Copy every line of the listing that holds the string "this".

Records shown:
++++++++++++++++++++
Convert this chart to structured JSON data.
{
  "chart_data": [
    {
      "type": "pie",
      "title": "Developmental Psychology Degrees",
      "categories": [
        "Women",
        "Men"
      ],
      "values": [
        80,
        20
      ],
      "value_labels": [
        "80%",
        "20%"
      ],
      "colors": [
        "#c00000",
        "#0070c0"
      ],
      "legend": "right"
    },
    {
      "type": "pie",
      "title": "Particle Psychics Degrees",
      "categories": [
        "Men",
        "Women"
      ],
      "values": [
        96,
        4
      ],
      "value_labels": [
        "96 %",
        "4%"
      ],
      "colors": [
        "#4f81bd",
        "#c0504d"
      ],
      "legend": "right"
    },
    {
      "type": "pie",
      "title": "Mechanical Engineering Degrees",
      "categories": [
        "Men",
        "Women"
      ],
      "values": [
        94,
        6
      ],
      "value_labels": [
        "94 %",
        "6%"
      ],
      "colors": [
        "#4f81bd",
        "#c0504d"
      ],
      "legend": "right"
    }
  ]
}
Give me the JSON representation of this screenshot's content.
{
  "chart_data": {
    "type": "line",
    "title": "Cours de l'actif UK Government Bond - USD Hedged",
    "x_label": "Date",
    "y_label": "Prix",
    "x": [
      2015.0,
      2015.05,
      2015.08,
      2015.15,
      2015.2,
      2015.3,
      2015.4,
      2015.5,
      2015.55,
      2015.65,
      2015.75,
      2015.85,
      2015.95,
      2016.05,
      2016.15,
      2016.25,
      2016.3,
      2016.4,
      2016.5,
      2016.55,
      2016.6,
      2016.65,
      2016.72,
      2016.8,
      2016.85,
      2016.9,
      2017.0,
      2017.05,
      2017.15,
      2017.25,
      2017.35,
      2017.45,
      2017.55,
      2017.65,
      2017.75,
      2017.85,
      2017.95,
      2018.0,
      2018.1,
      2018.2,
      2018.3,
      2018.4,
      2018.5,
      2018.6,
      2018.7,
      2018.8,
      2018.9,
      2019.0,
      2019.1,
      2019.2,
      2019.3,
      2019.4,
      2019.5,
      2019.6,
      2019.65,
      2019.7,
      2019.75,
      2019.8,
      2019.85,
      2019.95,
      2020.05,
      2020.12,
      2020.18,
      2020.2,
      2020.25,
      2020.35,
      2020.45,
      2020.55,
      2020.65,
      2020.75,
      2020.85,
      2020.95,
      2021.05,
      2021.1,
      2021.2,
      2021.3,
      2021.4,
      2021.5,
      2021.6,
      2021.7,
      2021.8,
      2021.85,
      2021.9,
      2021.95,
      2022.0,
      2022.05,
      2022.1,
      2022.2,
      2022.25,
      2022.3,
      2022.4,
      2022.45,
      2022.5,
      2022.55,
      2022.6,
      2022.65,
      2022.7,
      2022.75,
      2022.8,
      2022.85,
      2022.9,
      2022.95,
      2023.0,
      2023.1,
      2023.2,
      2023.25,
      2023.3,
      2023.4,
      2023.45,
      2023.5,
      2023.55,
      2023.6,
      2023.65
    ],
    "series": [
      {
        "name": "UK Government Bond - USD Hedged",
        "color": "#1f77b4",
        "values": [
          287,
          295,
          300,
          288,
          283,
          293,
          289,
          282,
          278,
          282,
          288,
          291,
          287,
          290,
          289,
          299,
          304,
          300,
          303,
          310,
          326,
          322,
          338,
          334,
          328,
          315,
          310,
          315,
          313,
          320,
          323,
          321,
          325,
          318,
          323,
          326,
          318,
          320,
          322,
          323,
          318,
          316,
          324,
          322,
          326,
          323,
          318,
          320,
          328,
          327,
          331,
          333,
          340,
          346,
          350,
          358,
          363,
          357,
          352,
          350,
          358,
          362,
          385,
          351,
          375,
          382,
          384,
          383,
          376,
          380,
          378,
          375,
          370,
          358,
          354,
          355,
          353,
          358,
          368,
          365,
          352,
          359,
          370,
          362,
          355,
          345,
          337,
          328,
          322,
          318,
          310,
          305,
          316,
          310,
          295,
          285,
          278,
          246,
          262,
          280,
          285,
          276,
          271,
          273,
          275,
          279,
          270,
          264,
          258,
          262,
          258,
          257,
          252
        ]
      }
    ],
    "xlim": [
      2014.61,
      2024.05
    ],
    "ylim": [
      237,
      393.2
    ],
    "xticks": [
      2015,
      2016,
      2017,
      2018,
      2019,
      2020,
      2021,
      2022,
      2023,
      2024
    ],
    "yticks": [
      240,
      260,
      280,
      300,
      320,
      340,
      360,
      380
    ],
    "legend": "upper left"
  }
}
++++++++++++++++++++
Task solution:
Convert this chart to structured JSON data.
Give me the JSON representation of this screenshot's content.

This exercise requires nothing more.